Every line of the listing must be reproduced as it stands. Leave the images behind.

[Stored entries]

# # # # # # #

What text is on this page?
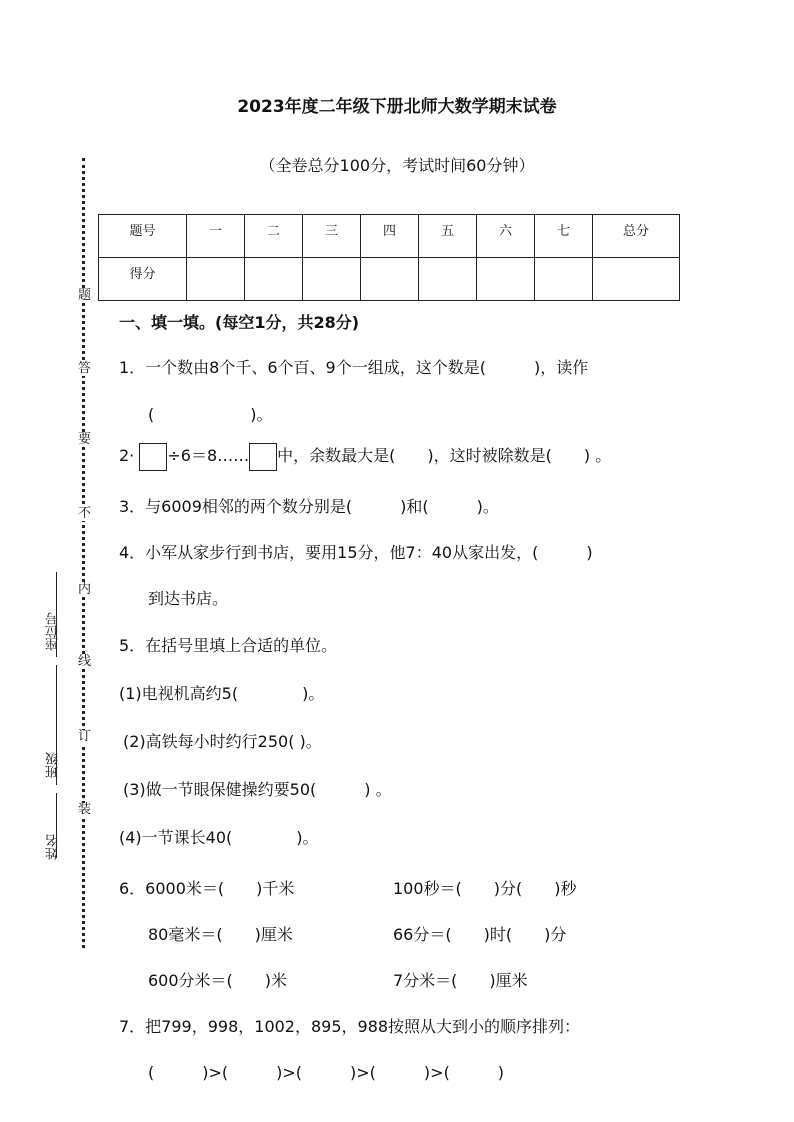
2023年度二年级下册北师大数学期末试卷
（全卷总分100分，考试时间60分钟）
题号	一	二	三	四	五	六	七	总分
得分								
题
答
要
不
内
线
订
装
座位号
班级
姓名
一、填一填。(每空1分，共28分)
1．一个数由8个千、6个百、9个一组成，这个数是(　　　)，读作
(　　　　　　)。
2· ÷6＝8…… 中，余数最大是(　　)，这时被除数是(　　) 。
3．与6009相邻的两个数分别是(　　　)和(　　　)。
4．小军从家步行到书店，要用15分，他7：40从家出发，(　　　)
到达书店。
5．在括号里填上合适的单位。
(1)电视机高约5(　　　　)。
(2)高铁每小时约行250( )。
(3)做一节眼保健操约要50(　　　) 。
(4)一节课长40(　　　　)。
6．6000米＝(　　)千米	100秒＝(　　)分(　　)秒
80毫米＝(　　)厘米	66分＝(　　)时(　　)分
600分米＝(　　)米	7分米＝(　　)厘米
7．把799，998，1002，895，988按照从大到小的顺序排列：
(　　　)>(　　　)>(　　　)>(　　　)>(　　　)
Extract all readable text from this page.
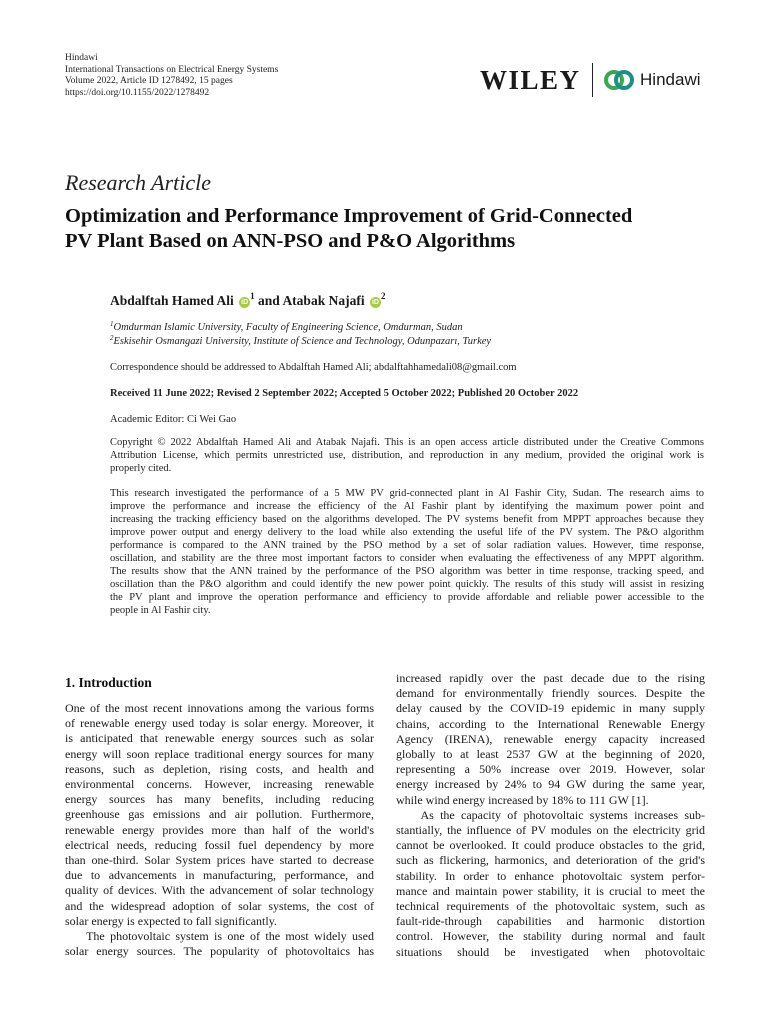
Hindawi
International Transactions on Electrical Energy Systems
Volume 2022, Article ID 1278492, 15 pages
https://doi.org/10.1155/2022/1278492	WILEY	Hindawi
Research Article
Optimization and Performance Improvement of Grid-Connected
PV Plant Based on ANN-PSO and P&O Algorithms
Abdalftah Hamed Ali $iD^1$ and Atabak Najafi $iD^2$
$^1$Omdurman Islamic University, Faculty of Engineering Science, Omdurman, Sudan
$^2$Eskisehir Osmangazi University, Institute of Science and Technology, Odunpazarı, Turkey
Correspondence should be addressed to Abdalftah Hamed Ali; abdalftahhamedali08@gmail.com
Received 11 June 2022; Revised 2 September 2022; Accepted 5 October 2022; Published 20 October 2022
Academic Editor: Ci Wei Gao
Copyright © 2022 Abdalftah Hamed Ali and Atabak Najafi. This is an open access article distributed under the Creative Commons
Attribution License, which permits unrestricted use, distribution, and reproduction in any medium, provided the original work is
properly cited.
This research investigated the performance of a 5 MW PV grid-connected plant in Al Fashir City, Sudan. The research aims to
improve the performance and increase the efficiency of the Al Fashir plant by identifying the maximum power point and
increasing the tracking efficiency based on the algorithms developed. The PV systems benefit from MPPT approaches because they
improve power output and energy delivery to the load while also extending the useful life of the PV system. The P&O algorithm
performance is compared to the ANN trained by the PSO method by a set of solar radiation values. However, time response,
oscillation, and stability are the three most important factors to consider when evaluating the effectiveness of any MPPT algorithm.
The results show that the ANN trained by the performance of the PSO algorithm was better in time response, tracking speed, and
oscillation than the P&O algorithm and could identify the new power point quickly. The results of this study will assist in resizing
the PV plant and improve the operation performance and efficiency to provide affordable and reliable power accessible to the
people in Al Fashir city.
1. Introduction
One of the most recent innovations among the various forms
of renewable energy used today is solar energy. Moreover, it
is anticipated that renewable energy sources such as solar
energy will soon replace traditional energy sources for many
reasons, such as depletion, rising costs, and health and
environmental concerns. However, increasing renewable
energy sources has many benefits, including reducing
greenhouse gas emissions and air pollution. Furthermore,
renewable energy provides more than half of the world's
electrical needs, reducing fossil fuel dependency by more
than one-third. Solar System prices have started to decrease
due to advancements in manufacturing, performance, and
quality of devices. With the advancement of solar technology
and the widespread adoption of solar systems, the cost of
solar energy is expected to fall significantly.
The photovoltaic system is one of the most widely used
solar energy sources. The popularity of photovoltaics has
increased rapidly over the past decade due to the rising
demand for environmentally friendly sources. Despite the
delay caused by the COVID-19 epidemic in many supply
chains, according to the International Renewable Energy
Agency (IRENA), renewable energy capacity increased
globally to at least 2537 GW at the beginning of 2020,
representing a 50% increase over 2019. However, solar
energy increased by 24% to 94 GW during the same year,
while wind energy increased by 18% to 111 GW [1].
As the capacity of photovoltaic systems increases sub-
stantially, the influence of PV modules on the electricity grid
cannot be overlooked. It could produce obstacles to the grid,
such as flickering, harmonics, and deterioration of the grid's
stability. In order to enhance photovoltaic system perfor-
mance and maintain power stability, it is crucial to meet the
technical requirements of the photovoltaic system, such as
fault-ride-through capabilities and harmonic distortion
control. However, the stability during normal and fault
situations should be investigated when photovoltaic
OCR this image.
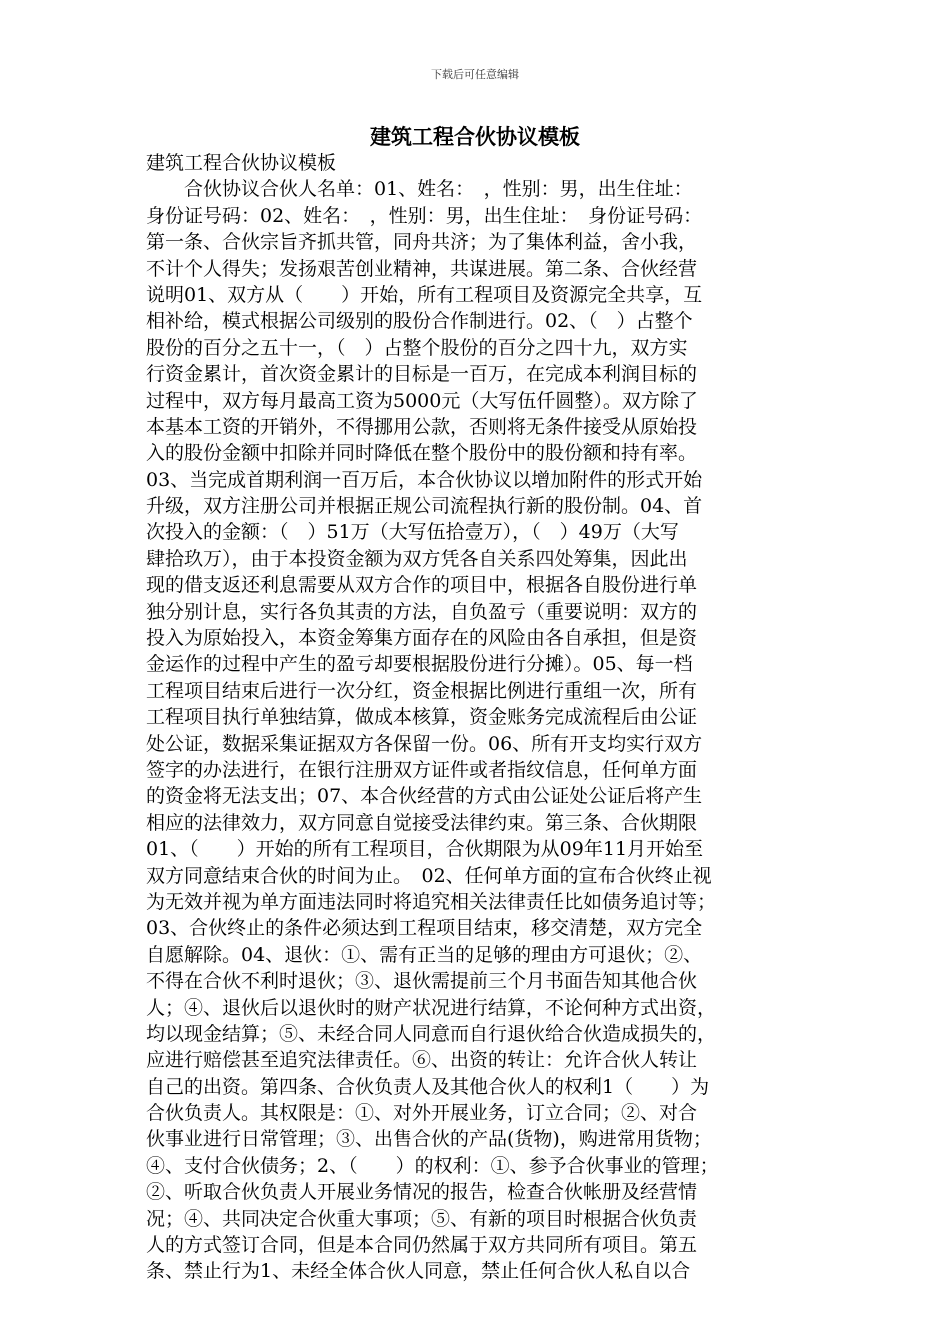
下载后可任意编辑
建筑工程合伙协议模板
建筑工程合伙协议模板
　　合伙协议合伙人名单：01、姓名：　，性别：男，出生住址：
身份证号码：02、姓名：　，性别：男，出生住址：　身份证号码：
第一条、合伙宗旨齐抓共管，同舟共济；为了集体利益，舍小我，
不计个人得失；发扬艰苦创业精神，共谋进展。第二条、合伙经营
说明01、双方从（　　）开始，所有工程项目及资源完全共享，互
相补给，模式根据公司级别的股份合作制进行。02、（　）占整个
股份的百分之五十一，（　）占整个股份的百分之四十九，双方实
行资金累计，首次资金累计的目标是一百万，在完成本利润目标的
过程中，双方每月最高工资为5000元（大写伍仟圆整）。双方除了
本基本工资的开销外，不得挪用公款，否则将无条件接受从原始投
入的股份金额中扣除并同时降低在整个股份中的股份额和持有率。
03、当完成首期利润一百万后，本合伙协议以增加附件的形式开始
升级，双方注册公司并根据正规公司流程执行新的股份制。04、首
次投入的金额：（　）51万（大写伍拾壹万），（　）49万（大写
肆拾玖万），由于本投资金额为双方凭各自关系四处筹集，因此出
现的借支返还利息需要从双方合作的项目中，根据各自股份进行单
独分别计息，实行各负其责的方法，自负盈亏（重要说明：双方的
投入为原始投入，本资金筹集方面存在的风险由各自承担，但是资
金运作的过程中产生的盈亏却要根据股份进行分摊）。05、每一档
工程项目结束后进行一次分红，资金根据比例进行重组一次，所有
工程项目执行单独结算，做成本核算，资金账务完成流程后由公证
处公证，数据采集证据双方各保留一份。06、所有开支均实行双方
签字的办法进行，在银行注册双方证件或者指纹信息，任何单方面
的资金将无法支出；07、本合伙经营的方式由公证处公证后将产生
相应的法律效力，双方同意自觉接受法律约束。第三条、合伙期限
01、（　　）开始的所有工程项目，合伙期限为从09年11月开始至
双方同意结束合伙的时间为止。　02、任何单方面的宣布合伙终止视
为无效并视为单方面违法同时将追究相关法律责任比如债务追讨等；
03、合伙终止的条件必须达到工程项目结束，移交清楚，双方完全
自愿解除。04、退伙：①、需有正当的足够的理由方可退伙；②、
不得在合伙不利时退伙；③、退伙需提前三个月书面告知其他合伙
人；④、退伙后以退伙时的财产状况进行结算，不论何种方式出资，
均以现金结算；⑤、未经合同人同意而自行退伙给合伙造成损失的，
应进行赔偿甚至追究法律责任。⑥、出资的转让：允许合伙人转让
自己的出资。第四条、合伙负责人及其他合伙人的权利1（　　）为
合伙负责人。其权限是：①、对外开展业务，订立合同；②、对合
伙事业进行日常管理；③、出售合伙的产品(货物)，购进常用货物；
④、支付合伙债务；2、（　　）的权利：①、参予合伙事业的管理；
②、听取合伙负责人开展业务情况的报告，检查合伙帐册及经营情
况；④、共同决定合伙重大事项；⑤、有新的项目时根据合伙负责
人的方式签订合同，但是本合同仍然属于双方共同所有项目。第五
条、禁止行为1、未经全体合伙人同意，禁止任何合伙人私自以合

# # # # # # #

* **RESULT**
What text is on this page?
2023年度二年级下册北师大数学期末试卷
（全卷总分100分，考试时间60分钟）
题号	一	二	三	四	五	六	七	总分
得分								
题
答
要
不
内
线
订
装
座位号
班级
姓名
一、填一填。(每空1分，共28分)
1．一个数由8个千、6个百、9个一组成，这个数是(　　　)，读作
(　　　　　　)。
2· ÷6＝8…… 中，余数最大是(　　)，这时被除数是(　　) 。
3．与6009相邻的两个数分别是(　　　)和(　　　)。
4．小军从家步行到书店，要用15分，他7：40从家出发，(　　　)
到达书店。
5．在括号里填上合适的单位。
(1)电视机高约5(　　　　)。
(2)高铁每小时约行250( )。
(3)做一节眼保健操约要50(　　　) 。
(4)一节课长40(　　　　)。
6．6000米＝(　　)千米	100秒＝(　　)分(　　)秒
80毫米＝(　　)厘米	66分＝(　　)时(　　)分
600分米＝(　　)米	7分米＝(　　)厘米
7．把799，998，1002，895，988按照从大到小的顺序排列：
(　　　)>(　　　)>(　　　)>(　　　)>(　　　)
Extract all readable text from this page.
Hindawi
International Transactions on Electrical Energy Systems
Volume 2022, Article ID 1278492, 15 pages
https://doi.org/10.1155/2022/1278492	WILEY	Hindawi
Research Article
Optimization and Performance Improvement of Grid-Connected
PV Plant Based on ANN-PSO and P&O Algorithms
Abdalftah Hamed Ali $iD^1$ and Atabak Najafi $iD^2$
$^1$Omdurman Islamic University, Faculty of Engineering Science, Omdurman, Sudan
$^2$Eskisehir Osmangazi University, Institute of Science and Technology, Odunpazarı, Turkey
Correspondence should be addressed to Abdalftah Hamed Ali; abdalftahhamedali08@gmail.com
Received 11 June 2022; Revised 2 September 2022; Accepted 5 October 2022; Published 20 October 2022
Academic Editor: Ci Wei Gao
Copyright © 2022 Abdalftah Hamed Ali and Atabak Najafi. This is an open access article distributed under the Creative Commons
Attribution License, which permits unrestricted use, distribution, and reproduction in any medium, provided the original work is
properly cited.
This research investigated the performance of a 5 MW PV grid-connected plant in Al Fashir City, Sudan. The research aims to
improve the performance and increase the efficiency of the Al Fashir plant by identifying the maximum power point and
increasing the tracking efficiency based on the algorithms developed. The PV systems benefit from MPPT approaches because they
improve power output and energy delivery to the load while also extending the useful life of the PV system. The P&O algorithm
performance is compared to the ANN trained by the PSO method by a set of solar radiation values. However, time response,
oscillation, and stability are the three most important factors to consider when evaluating the effectiveness of any MPPT algorithm.
The results show that the ANN trained by the performance of the PSO algorithm was better in time response, tracking speed, and
oscillation than the P&O algorithm and could identify the new power point quickly. The results of this study will assist in resizing
the PV plant and improve the operation performance and efficiency to provide affordable and reliable power accessible to the
people in Al Fashir city.
1. Introduction
One of the most recent innovations among the various forms
of renewable energy used today is solar energy. Moreover, it
is anticipated that renewable energy sources such as solar
energy will soon replace traditional energy sources for many
reasons, such as depletion, rising costs, and health and
environmental concerns. However, increasing renewable
energy sources has many benefits, including reducing
greenhouse gas emissions and air pollution. Furthermore,
renewable energy provides more than half of the world's
electrical needs, reducing fossil fuel dependency by more
than one-third. Solar System prices have started to decrease
due to advancements in manufacturing, performance, and
quality of devices. With the advancement of solar technology
and the widespread adoption of solar systems, the cost of
solar energy is expected to fall significantly.
The photovoltaic system is one of the most widely used
solar energy sources. The popularity of photovoltaics has
increased rapidly over the past decade due to the rising
demand for environmentally friendly sources. Despite the
delay caused by the COVID-19 epidemic in many supply
chains, according to the International Renewable Energy
Agency (IRENA), renewable energy capacity increased
globally to at least 2537 GW at the beginning of 2020,
representing a 50% increase over 2019. However, solar
energy increased by 24% to 94 GW during the same year,
while wind energy increased by 18% to 111 GW [1].
As the capacity of photovoltaic systems increases sub-
stantially, the influence of PV modules on the electricity grid
cannot be overlooked. It could produce obstacles to the grid,
such as flickering, harmonics, and deterioration of the grid's
stability. In order to enhance photovoltaic system perfor-
mance and maintain power stability, it is crucial to meet the
technical requirements of the photovoltaic system, such as
fault-ride-through capabilities and harmonic distortion
control. However, the stability during normal and fault
situations should be investigated when photovoltaic
OCR this image.
下载后可任意编辑
建筑工程合伙协议模板
建筑工程合伙协议模板
　　合伙协议合伙人名单：01、姓名：　，性别：男，出生住址：
身份证号码：02、姓名：　，性别：男，出生住址：　身份证号码：
第一条、合伙宗旨齐抓共管，同舟共济；为了集体利益，舍小我，
不计个人得失；发扬艰苦创业精神，共谋进展。第二条、合伙经营
说明01、双方从（　　）开始，所有工程项目及资源完全共享，互
相补给，模式根据公司级别的股份合作制进行。02、（　）占整个
股份的百分之五十一，（　）占整个股份的百分之四十九，双方实
行资金累计，首次资金累计的目标是一百万，在完成本利润目标的
过程中，双方每月最高工资为5000元（大写伍仟圆整）。双方除了
本基本工资的开销外，不得挪用公款，否则将无条件接受从原始投
入的股份金额中扣除并同时降低在整个股份中的股份额和持有率。
03、当完成首期利润一百万后，本合伙协议以增加附件的形式开始
升级，双方注册公司并根据正规公司流程执行新的股份制。04、首
次投入的金额：（　）51万（大写伍拾壹万），（　）49万（大写
肆拾玖万），由于本投资金额为双方凭各自关系四处筹集，因此出
现的借支返还利息需要从双方合作的项目中，根据各自股份进行单
独分别计息，实行各负其责的方法，自负盈亏（重要说明：双方的
投入为原始投入，本资金筹集方面存在的风险由各自承担，但是资
金运作的过程中产生的盈亏却要根据股份进行分摊）。05、每一档
工程项目结束后进行一次分红，资金根据比例进行重组一次，所有
工程项目执行单独结算，做成本核算，资金账务完成流程后由公证
处公证，数据采集证据双方各保留一份。06、所有开支均实行双方
签字的办法进行，在银行注册双方证件或者指纹信息，任何单方面
的资金将无法支出；07、本合伙经营的方式由公证处公证后将产生
相应的法律效力，双方同意自觉接受法律约束。第三条、合伙期限
01、（　　）开始的所有工程项目，合伙期限为从09年11月开始至
双方同意结束合伙的时间为止。　02、任何单方面的宣布合伙终止视
为无效并视为单方面违法同时将追究相关法律责任比如债务追讨等；
03、合伙终止的条件必须达到工程项目结束，移交清楚，双方完全
自愿解除。04、退伙：①、需有正当的足够的理由方可退伙；②、
不得在合伙不利时退伙；③、退伙需提前三个月书面告知其他合伙
人；④、退伙后以退伙时的财产状况进行结算，不论何种方式出资，
均以现金结算；⑤、未经合同人同意而自行退伙给合伙造成损失的，
应进行赔偿甚至追究法律责任。⑥、出资的转让：允许合伙人转让
自己的出资。第四条、合伙负责人及其他合伙人的权利1（　　）为
合伙负责人。其权限是：①、对外开展业务，订立合同；②、对合
伙事业进行日常管理；③、出售合伙的产品(货物)，购进常用货物；
④、支付合伙债务；2、（　　）的权利：①、参予合伙事业的管理；
②、听取合伙负责人开展业务情况的报告，检查合伙帐册及经营情
况；④、共同决定合伙重大事项；⑤、有新的项目时根据合伙负责
人的方式签订合同，但是本合同仍然属于双方共同所有项目。第五
条、禁止行为1、未经全体合伙人同意，禁止任何合伙人私自以合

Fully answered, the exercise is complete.